WORK TO BE COMPLETED:
Take every line from the material that has the word "Next" in it.
======== DATA EXTRACT
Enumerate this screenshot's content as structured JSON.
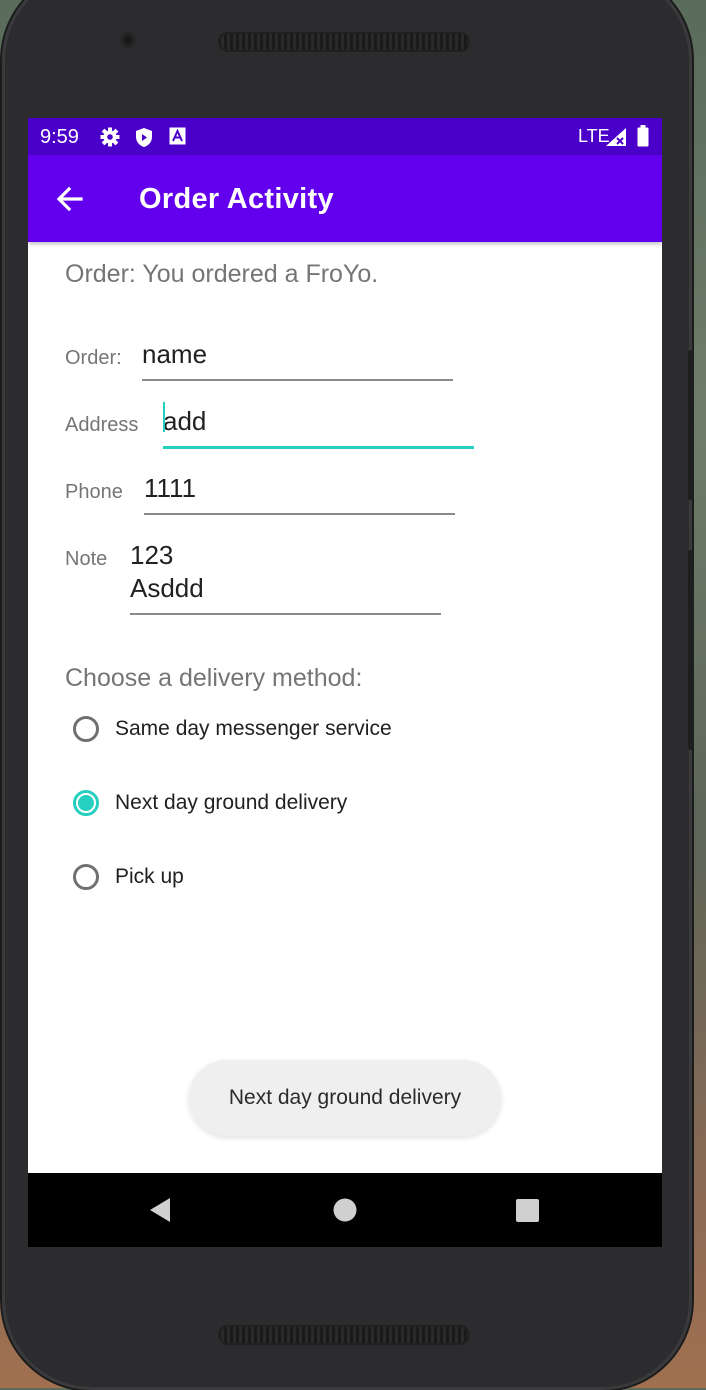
{
  "status_bar": {
    "time": "9:59",
    "network": "LTE",
    "icons": [
      "gear-icon",
      "shield-play-icon",
      "font-a-icon",
      "signal-icon",
      "battery-icon"
    ]
  },
  "app_bar": {
    "title": "Order Activity",
    "background": "#6200ee",
    "status_background": "#4a00c8"
  },
  "order_heading": "Order: You ordered a FroYo.",
  "form": {
    "order_label": "Order:",
    "order_value": "name",
    "address_label": "Address",
    "address_value": "add",
    "phone_label": "Phone",
    "phone_value": "1111",
    "note_label": "Note",
    "note_value": "123\nAsddd"
  },
  "delivery": {
    "heading": "Choose a delivery method:",
    "options": [
      {
        "label": "Same day messenger service",
        "checked": false
      },
      {
        "label": "Next day ground delivery",
        "checked": true
      },
      {
        "label": "Pick up",
        "checked": false
      }
    ]
  },
  "toast": "Next day ground delivery",
  "accent_color": "#26d0c0"
}
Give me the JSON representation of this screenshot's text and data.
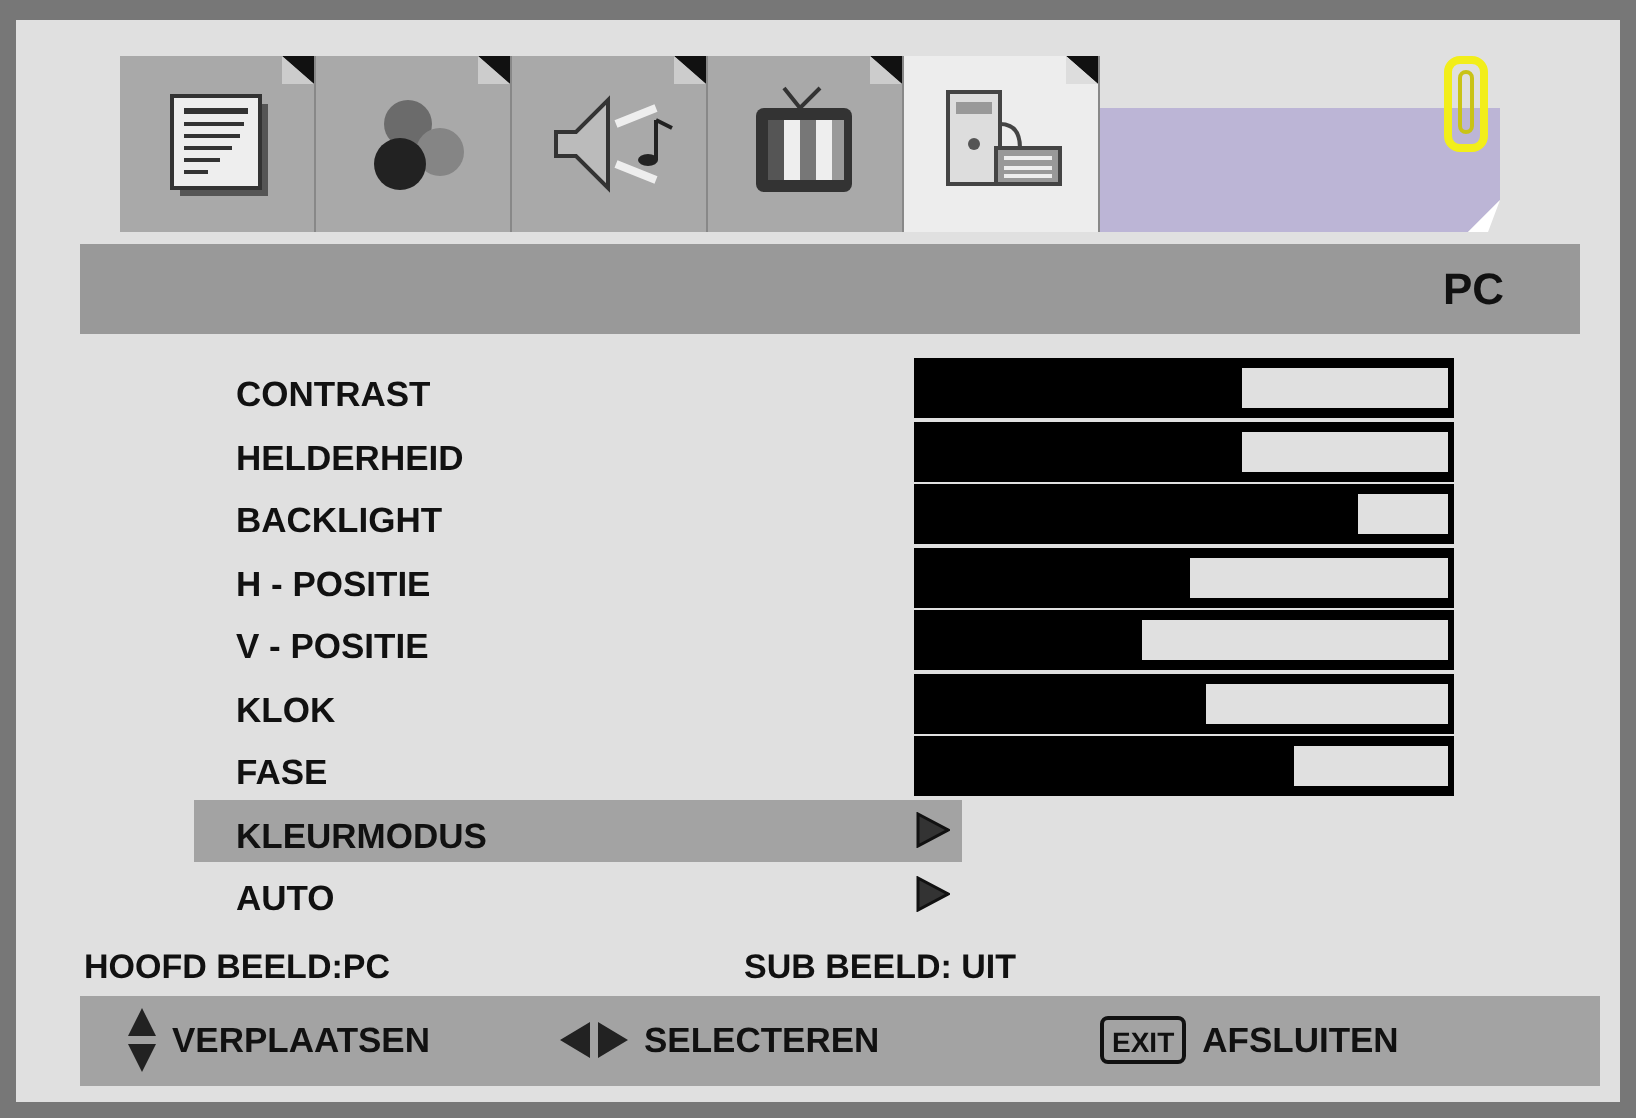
================
EXERCISE OUTPUT:
        "label": "Next day ground delivery",
  "toast": "Next day ground delivery",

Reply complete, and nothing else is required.